>> begin RECORDS FOR THE EXERCISE

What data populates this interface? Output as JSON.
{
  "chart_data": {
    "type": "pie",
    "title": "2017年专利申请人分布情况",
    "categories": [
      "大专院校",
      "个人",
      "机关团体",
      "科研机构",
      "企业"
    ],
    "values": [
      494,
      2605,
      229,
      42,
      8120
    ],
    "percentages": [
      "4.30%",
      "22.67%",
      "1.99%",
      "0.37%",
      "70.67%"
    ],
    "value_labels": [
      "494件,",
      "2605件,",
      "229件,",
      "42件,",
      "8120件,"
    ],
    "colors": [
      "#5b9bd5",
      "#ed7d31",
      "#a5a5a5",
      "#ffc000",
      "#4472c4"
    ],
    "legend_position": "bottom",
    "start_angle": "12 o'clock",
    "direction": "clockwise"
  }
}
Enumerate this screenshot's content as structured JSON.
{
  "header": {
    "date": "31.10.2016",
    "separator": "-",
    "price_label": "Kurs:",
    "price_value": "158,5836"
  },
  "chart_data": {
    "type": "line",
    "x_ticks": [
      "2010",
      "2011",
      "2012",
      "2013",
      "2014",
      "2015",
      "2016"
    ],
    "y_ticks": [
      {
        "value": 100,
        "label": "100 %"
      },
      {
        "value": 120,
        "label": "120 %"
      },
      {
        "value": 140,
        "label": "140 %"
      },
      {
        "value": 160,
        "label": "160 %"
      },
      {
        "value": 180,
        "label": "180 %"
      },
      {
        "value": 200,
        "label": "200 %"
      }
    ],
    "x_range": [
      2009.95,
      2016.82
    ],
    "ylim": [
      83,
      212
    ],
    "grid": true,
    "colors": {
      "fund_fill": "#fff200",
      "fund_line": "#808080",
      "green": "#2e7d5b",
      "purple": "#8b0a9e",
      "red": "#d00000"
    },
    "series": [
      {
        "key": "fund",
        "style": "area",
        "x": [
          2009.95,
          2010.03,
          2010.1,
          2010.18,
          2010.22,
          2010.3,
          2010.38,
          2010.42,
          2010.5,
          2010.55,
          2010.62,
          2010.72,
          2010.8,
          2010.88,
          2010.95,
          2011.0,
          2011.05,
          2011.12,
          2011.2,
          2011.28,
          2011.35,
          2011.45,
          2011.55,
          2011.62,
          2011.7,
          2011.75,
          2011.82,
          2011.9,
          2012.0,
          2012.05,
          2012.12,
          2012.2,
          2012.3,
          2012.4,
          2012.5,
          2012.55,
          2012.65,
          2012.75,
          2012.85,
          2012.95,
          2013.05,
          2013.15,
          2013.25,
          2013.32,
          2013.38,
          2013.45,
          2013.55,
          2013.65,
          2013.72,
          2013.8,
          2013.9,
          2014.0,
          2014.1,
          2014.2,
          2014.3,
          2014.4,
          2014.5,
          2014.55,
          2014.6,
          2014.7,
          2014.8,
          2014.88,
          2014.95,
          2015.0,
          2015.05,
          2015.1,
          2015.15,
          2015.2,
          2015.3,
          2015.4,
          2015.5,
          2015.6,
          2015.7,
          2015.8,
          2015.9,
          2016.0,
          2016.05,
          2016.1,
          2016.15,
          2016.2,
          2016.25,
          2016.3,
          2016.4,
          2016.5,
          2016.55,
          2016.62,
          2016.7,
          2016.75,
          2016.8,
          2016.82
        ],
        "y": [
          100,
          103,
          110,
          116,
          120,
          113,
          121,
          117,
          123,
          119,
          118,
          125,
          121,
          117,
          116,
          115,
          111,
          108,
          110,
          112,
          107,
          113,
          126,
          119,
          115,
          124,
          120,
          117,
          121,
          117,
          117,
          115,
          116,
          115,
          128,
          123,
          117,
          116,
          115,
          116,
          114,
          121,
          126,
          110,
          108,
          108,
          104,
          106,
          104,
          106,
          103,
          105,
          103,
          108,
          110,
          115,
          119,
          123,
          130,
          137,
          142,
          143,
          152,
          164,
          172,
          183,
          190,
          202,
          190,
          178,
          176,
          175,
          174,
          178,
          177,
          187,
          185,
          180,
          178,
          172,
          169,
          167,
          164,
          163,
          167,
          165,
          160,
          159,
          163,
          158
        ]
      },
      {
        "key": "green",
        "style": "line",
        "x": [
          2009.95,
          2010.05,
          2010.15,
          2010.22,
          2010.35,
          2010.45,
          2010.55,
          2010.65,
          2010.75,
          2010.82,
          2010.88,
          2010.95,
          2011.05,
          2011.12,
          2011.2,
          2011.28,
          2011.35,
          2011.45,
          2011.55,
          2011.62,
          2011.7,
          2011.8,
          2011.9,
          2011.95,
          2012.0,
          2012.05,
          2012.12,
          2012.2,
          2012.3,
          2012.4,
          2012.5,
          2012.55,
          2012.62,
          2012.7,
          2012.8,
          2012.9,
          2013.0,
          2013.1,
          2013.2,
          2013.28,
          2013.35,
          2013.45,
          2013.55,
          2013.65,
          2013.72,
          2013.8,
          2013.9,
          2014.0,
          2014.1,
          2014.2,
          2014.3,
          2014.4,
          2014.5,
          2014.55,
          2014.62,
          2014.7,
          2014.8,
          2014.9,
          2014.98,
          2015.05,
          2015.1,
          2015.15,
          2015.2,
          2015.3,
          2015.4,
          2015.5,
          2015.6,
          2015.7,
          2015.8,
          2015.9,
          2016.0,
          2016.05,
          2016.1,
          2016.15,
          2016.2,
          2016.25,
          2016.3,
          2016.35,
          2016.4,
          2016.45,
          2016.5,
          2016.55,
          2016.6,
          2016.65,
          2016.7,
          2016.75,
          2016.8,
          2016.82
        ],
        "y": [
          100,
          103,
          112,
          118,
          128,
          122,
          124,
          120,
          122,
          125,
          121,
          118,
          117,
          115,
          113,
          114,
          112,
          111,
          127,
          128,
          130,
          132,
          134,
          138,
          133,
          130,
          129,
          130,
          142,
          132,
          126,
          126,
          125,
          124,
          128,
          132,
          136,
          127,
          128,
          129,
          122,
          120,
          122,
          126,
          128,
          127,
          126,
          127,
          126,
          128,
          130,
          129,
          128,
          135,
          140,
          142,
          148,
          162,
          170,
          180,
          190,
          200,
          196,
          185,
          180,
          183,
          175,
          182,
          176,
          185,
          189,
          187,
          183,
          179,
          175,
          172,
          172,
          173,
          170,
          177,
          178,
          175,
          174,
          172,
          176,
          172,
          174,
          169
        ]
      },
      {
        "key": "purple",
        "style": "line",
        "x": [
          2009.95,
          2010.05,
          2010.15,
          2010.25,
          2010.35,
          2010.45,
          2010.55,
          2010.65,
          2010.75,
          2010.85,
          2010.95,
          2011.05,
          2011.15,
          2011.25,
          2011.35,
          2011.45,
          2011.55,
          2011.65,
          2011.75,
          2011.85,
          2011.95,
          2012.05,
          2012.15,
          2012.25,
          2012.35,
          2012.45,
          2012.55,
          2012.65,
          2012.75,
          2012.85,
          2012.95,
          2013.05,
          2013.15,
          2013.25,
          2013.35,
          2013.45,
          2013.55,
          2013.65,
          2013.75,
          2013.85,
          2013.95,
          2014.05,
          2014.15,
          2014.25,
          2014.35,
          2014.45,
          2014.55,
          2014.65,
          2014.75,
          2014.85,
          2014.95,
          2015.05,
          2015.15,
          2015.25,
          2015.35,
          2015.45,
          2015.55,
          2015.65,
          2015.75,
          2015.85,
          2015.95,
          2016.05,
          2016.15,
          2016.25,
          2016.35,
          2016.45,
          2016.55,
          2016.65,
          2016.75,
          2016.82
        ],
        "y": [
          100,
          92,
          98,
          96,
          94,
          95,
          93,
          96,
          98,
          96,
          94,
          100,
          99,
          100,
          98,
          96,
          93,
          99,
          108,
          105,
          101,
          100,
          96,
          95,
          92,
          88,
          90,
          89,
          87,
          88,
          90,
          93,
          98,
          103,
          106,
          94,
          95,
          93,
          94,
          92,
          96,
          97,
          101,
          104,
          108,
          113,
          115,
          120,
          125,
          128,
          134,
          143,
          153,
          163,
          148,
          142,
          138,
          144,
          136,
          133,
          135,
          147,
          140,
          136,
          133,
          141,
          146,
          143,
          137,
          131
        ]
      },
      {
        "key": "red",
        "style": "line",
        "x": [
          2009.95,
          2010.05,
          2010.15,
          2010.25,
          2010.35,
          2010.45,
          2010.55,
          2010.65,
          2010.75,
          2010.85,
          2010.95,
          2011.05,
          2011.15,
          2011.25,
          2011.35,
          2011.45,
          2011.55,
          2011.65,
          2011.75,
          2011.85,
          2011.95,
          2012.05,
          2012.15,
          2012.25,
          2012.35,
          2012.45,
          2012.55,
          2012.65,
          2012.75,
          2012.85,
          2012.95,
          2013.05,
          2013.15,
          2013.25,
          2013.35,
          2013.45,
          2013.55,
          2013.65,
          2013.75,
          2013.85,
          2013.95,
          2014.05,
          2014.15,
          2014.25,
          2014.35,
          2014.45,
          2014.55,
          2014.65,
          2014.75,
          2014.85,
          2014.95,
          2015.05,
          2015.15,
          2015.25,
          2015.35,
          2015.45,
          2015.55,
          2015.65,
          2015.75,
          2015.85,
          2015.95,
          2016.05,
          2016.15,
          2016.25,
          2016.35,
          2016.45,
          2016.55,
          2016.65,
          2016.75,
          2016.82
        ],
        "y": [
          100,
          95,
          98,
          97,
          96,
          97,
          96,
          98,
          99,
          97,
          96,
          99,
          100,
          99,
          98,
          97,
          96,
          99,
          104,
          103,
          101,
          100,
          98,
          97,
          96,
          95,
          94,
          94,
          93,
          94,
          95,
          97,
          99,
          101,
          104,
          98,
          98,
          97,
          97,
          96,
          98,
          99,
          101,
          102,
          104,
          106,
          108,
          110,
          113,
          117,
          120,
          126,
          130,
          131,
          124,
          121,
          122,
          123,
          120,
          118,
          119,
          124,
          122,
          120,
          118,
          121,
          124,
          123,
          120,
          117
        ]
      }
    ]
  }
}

>> end RECORDS FOR THE EXERCISE

[THE EXERCISE] What is the number of lines above that contain "this"? Answer with that number only.

[RESULT OF THE TASK] 2